═════ EXERCISE MATERIALS ═════

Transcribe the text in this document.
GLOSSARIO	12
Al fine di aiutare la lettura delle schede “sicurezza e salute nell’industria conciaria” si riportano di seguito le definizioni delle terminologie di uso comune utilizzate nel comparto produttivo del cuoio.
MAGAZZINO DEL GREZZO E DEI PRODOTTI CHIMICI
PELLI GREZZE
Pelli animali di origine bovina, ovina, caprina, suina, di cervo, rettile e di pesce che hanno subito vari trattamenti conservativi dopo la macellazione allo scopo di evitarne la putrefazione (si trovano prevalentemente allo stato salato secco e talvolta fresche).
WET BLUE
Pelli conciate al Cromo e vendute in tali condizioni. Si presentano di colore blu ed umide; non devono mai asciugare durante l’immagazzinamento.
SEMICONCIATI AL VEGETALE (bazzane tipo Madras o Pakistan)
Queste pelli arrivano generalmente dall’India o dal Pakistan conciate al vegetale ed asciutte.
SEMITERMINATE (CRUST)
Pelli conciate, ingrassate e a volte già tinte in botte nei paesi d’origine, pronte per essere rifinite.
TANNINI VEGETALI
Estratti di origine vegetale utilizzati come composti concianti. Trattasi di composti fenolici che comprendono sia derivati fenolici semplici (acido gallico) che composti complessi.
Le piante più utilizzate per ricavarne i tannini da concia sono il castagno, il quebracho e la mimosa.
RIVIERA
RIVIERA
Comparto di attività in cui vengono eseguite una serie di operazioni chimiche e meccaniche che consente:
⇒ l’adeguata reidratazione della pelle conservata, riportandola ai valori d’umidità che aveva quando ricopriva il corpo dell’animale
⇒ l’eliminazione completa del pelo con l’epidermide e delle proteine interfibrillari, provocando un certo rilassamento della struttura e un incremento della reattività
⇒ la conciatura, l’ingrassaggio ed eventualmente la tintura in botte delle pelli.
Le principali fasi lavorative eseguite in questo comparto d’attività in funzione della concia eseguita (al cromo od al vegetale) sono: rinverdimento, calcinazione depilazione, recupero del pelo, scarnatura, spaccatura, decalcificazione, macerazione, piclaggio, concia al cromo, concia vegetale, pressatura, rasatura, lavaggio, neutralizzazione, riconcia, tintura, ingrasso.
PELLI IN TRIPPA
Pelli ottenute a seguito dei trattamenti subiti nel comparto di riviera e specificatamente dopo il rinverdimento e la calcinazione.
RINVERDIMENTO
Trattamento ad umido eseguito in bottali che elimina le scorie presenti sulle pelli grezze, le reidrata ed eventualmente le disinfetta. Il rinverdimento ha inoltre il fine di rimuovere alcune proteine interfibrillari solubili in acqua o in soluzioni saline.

═════

◆ TASK REQUIREMENTS: Each line in the records above with "Pakistan" must be returned.

◆ YOUR RESPONSE:
SEMICONCIATI AL VEGETALE (bazzane tipo Madras o Pakistan)
Queste pelli arrivano generalmente dall’India o dal Pakistan conciate al vegetale ed asciutte.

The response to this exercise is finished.